**MATERIAL SUPPLIED**
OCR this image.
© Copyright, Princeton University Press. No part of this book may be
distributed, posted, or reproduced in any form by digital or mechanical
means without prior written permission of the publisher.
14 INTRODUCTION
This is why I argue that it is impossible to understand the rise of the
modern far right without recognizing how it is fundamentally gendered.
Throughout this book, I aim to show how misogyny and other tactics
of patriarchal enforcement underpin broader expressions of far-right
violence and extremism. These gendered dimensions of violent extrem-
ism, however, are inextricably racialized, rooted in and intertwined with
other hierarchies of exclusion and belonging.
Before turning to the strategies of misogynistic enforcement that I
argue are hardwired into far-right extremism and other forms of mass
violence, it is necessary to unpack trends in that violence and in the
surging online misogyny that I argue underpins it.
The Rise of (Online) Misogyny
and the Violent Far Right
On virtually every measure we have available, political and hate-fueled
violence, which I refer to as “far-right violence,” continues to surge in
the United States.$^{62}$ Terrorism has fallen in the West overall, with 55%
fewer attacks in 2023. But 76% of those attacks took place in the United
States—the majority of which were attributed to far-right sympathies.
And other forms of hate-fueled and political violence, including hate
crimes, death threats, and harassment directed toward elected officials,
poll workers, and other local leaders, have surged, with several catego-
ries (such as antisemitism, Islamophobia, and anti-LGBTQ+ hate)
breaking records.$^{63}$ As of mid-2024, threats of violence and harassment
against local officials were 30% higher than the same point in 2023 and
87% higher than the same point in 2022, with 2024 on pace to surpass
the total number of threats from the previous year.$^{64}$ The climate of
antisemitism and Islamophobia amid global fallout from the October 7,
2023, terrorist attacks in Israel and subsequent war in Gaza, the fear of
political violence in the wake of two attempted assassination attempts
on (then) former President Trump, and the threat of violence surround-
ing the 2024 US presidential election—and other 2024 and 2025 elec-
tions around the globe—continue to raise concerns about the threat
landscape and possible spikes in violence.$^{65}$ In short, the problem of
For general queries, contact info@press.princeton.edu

**WHAT YOU SHOULD DO**
Search the records for the string "fueled" and return every line in which it occurs.

**ANSWER BELOW**
On virtually every measure we have available, political and hate-fueled
And other forms of hate-fueled and political violence, including hate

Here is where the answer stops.